- **OBJECTIVE**
Every entry that follows needs to be repeated exactly.

- **MATERIAL SUPPLIED**
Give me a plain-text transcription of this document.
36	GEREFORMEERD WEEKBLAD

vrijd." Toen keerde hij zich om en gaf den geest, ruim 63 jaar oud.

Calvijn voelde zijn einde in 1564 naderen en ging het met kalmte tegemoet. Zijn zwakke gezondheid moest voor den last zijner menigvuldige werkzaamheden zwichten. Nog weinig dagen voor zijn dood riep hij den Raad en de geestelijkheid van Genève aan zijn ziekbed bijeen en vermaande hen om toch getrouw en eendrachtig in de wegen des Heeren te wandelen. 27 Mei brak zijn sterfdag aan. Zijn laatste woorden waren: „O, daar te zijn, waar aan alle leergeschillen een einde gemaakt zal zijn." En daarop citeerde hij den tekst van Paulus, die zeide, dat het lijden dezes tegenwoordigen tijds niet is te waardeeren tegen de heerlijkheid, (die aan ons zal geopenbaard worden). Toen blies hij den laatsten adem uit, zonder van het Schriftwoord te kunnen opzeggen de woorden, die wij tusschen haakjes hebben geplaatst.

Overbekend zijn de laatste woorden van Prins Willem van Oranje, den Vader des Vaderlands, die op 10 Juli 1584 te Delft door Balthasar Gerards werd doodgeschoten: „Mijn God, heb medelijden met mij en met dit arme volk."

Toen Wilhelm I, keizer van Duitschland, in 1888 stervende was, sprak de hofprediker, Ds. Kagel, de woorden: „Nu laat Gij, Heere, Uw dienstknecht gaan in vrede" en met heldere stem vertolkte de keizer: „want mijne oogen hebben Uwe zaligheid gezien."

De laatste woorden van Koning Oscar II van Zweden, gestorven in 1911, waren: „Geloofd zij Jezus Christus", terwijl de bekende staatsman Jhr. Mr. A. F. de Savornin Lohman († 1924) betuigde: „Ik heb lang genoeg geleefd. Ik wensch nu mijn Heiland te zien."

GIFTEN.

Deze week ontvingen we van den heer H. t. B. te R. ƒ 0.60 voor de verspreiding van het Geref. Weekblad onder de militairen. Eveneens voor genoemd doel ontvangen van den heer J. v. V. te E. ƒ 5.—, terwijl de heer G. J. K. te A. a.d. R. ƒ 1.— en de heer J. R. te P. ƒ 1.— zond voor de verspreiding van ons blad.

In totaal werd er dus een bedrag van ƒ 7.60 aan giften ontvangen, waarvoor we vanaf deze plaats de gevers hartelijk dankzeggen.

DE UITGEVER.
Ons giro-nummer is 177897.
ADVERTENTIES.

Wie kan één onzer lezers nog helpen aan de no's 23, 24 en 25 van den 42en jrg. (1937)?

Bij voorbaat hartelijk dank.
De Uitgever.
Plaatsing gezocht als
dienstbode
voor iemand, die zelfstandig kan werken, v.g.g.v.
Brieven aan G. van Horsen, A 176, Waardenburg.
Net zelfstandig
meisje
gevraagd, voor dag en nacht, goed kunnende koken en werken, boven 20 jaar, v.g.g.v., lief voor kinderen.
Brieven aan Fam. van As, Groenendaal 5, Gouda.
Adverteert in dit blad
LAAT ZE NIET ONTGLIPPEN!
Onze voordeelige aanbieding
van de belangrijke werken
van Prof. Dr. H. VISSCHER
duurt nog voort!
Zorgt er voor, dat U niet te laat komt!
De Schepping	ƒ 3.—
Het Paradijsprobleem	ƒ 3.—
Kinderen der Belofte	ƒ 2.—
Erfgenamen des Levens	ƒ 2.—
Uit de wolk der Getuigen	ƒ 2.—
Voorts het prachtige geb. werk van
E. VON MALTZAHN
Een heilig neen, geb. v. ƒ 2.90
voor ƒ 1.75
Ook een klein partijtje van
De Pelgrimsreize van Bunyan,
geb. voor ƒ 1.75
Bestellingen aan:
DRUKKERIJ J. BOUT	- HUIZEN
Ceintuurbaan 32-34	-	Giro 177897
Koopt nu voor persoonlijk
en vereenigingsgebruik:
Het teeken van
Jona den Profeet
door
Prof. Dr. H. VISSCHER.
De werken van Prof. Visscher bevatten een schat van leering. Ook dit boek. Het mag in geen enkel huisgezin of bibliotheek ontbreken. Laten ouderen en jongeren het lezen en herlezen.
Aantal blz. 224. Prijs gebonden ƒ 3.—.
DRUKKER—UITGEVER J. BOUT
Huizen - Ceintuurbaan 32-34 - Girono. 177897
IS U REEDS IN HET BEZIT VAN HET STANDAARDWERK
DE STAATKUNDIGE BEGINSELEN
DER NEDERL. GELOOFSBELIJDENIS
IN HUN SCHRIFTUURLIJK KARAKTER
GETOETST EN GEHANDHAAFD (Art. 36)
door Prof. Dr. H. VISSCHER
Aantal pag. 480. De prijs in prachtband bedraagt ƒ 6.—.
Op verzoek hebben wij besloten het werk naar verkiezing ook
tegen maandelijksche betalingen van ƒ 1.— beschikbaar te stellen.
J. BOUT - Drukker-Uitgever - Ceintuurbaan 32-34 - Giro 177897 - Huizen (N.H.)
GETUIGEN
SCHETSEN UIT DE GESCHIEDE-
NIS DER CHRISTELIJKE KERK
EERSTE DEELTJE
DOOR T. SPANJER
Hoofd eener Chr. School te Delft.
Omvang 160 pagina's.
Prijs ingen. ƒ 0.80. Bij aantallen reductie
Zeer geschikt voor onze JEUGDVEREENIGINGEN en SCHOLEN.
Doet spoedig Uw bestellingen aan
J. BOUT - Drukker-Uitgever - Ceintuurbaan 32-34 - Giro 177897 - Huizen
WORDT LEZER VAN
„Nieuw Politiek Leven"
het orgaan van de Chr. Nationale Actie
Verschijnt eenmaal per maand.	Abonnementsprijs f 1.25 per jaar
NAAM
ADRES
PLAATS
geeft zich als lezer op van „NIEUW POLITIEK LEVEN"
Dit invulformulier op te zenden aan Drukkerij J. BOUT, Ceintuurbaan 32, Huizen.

- **REPLY**
Give me a plain-text transcription of this document.
36	GEREFORMEERD WEEKBLAD

vrijd." Toen keerde hij zich om en gaf den geest, ruim 63 jaar oud.

Calvijn voelde zijn einde in 1564 naderen en ging het met kalmte tegemoet. Zijn zwakke gezondheid moest voor den last zijner menigvuldige werkzaamheden zwichten. Nog weinig dagen voor zijn dood riep hij den Raad en de geestelijkheid van Genève aan zijn ziekbed bijeen en vermaande hen om toch getrouw en eendrachtig in de wegen des Heeren te wandelen. 27 Mei brak zijn sterfdag aan. Zijn laatste woorden waren: „O, daar te zijn, waar aan alle leergeschillen een einde gemaakt zal zijn." En daarop citeerde hij den tekst van Paulus, die zeide, dat het lijden dezes tegenwoordigen tijds niet is te waardeeren tegen de heerlijkheid, (die aan ons zal geopenbaard worden). Toen blies hij den laatsten adem uit, zonder van het Schriftwoord te kunnen opzeggen de woorden, die wij tusschen haakjes hebben geplaatst.

Overbekend zijn de laatste woorden van Prins Willem van Oranje, den Vader des Vaderlands, die op 10 Juli 1584 te Delft door Balthasar Gerards werd doodgeschoten: „Mijn God, heb medelijden met mij en met dit arme volk."

Toen Wilhelm I, keizer van Duitschland, in 1888 stervende was, sprak de hofprediker, Ds. Kagel, de woorden: „Nu laat Gij, Heere, Uw dienstknecht gaan in vrede" en met heldere stem vertolkte de keizer: „want mijne oogen hebben Uwe zaligheid gezien."

De laatste woorden van Koning Oscar II van Zweden, gestorven in 1911, waren: „Geloofd zij Jezus Christus", terwijl de bekende staatsman Jhr. Mr. A. F. de Savornin Lohman († 1924) betuigde: „Ik heb lang genoeg geleefd. Ik wensch nu mijn Heiland te zien."

GIFTEN.

Deze week ontvingen we van den heer H. t. B. te R. ƒ 0.60 voor de verspreiding van het Geref. Weekblad onder de militairen. Eveneens voor genoemd doel ontvangen van den heer J. v. V. te E. ƒ 5.—, terwijl de heer G. J. K. te A. a.d. R. ƒ 1.— en de heer J. R. te P. ƒ 1.— zond voor de verspreiding van ons blad.

In totaal werd er dus een bedrag van ƒ 7.60 aan giften ontvangen, waarvoor we vanaf deze plaats de gevers hartelijk dankzeggen.

DE UITGEVER.
Ons giro-nummer is 177897.
ADVERTENTIES.

Wie kan één onzer lezers nog helpen aan de no's 23, 24 en 25 van den 42en jrg. (1937)?

Bij voorbaat hartelijk dank.
De Uitgever.
Plaatsing gezocht als
dienstbode
voor iemand, die zelfstandig kan werken, v.g.g.v.
Brieven aan G. van Horsen, A 176, Waardenburg.
Net zelfstandig
meisje
gevraagd, voor dag en nacht, goed kunnende koken en werken, boven 20 jaar, v.g.g.v., lief voor kinderen.
Brieven aan Fam. van As, Groenendaal 5, Gouda.
Adverteert in dit blad
LAAT ZE NIET ONTGLIPPEN!
Onze voordeelige aanbieding
van de belangrijke werken
van Prof. Dr. H. VISSCHER
duurt nog voort!
Zorgt er voor, dat U niet te laat komt!
De Schepping	ƒ 3.—
Het Paradijsprobleem	ƒ 3.—
Kinderen der Belofte	ƒ 2.—
Erfgenamen des Levens	ƒ 2.—
Uit de wolk der Getuigen	ƒ 2.—
Voorts het prachtige geb. werk van
E. VON MALTZAHN
Een heilig neen, geb. v. ƒ 2.90
voor ƒ 1.75
Ook een klein partijtje van
De Pelgrimsreize van Bunyan,
geb. voor ƒ 1.75
Bestellingen aan:
DRUKKERIJ J. BOUT	- HUIZEN
Ceintuurbaan 32-34	-	Giro 177897
Koopt nu voor persoonlijk
en vereenigingsgebruik:
Het teeken van
Jona den Profeet
door
Prof. Dr. H. VISSCHER.
De werken van Prof. Visscher bevatten een schat van leering. Ook dit boek. Het mag in geen enkel huisgezin of bibliotheek ontbreken. Laten ouderen en jongeren het lezen en herlezen.
Aantal blz. 224. Prijs gebonden ƒ 3.—.
DRUKKER—UITGEVER J. BOUT
Huizen - Ceintuurbaan 32-34 - Girono. 177897
IS U REEDS IN HET BEZIT VAN HET STANDAARDWERK
DE STAATKUNDIGE BEGINSELEN
DER NEDERL. GELOOFSBELIJDENIS
IN HUN SCHRIFTUURLIJK KARAKTER
GETOETST EN GEHANDHAAFD (Art. 36)
door Prof. Dr. H. VISSCHER
Aantal pag. 480. De prijs in prachtband bedraagt ƒ 6.—.
Op verzoek hebben wij besloten het werk naar verkiezing ook
tegen maandelijksche betalingen van ƒ 1.— beschikbaar te stellen.
J. BOUT - Drukker-Uitgever - Ceintuurbaan 32-34 - Giro 177897 - Huizen (N.H.)
GETUIGEN
SCHETSEN UIT DE GESCHIEDE-
NIS DER CHRISTELIJKE KERK
EERSTE DEELTJE
DOOR T. SPANJER
Hoofd eener Chr. School te Delft.
Omvang 160 pagina's.
Prijs ingen. ƒ 0.80. Bij aantallen reductie
Zeer geschikt voor onze JEUGDVEREENIGINGEN en SCHOLEN.
Doet spoedig Uw bestellingen aan
J. BOUT - Drukker-Uitgever - Ceintuurbaan 32-34 - Giro 177897 - Huizen
WORDT LEZER VAN
„Nieuw Politiek Leven"
het orgaan van de Chr. Nationale Actie
Verschijnt eenmaal per maand.	Abonnementsprijs f 1.25 per jaar
NAAM
ADRES
PLAATS
geeft zich als lezer op van „NIEUW POLITIEK LEVEN"
Dit invulformulier op te zenden aan Drukkerij J. BOUT, Ceintuurbaan 32, Huizen.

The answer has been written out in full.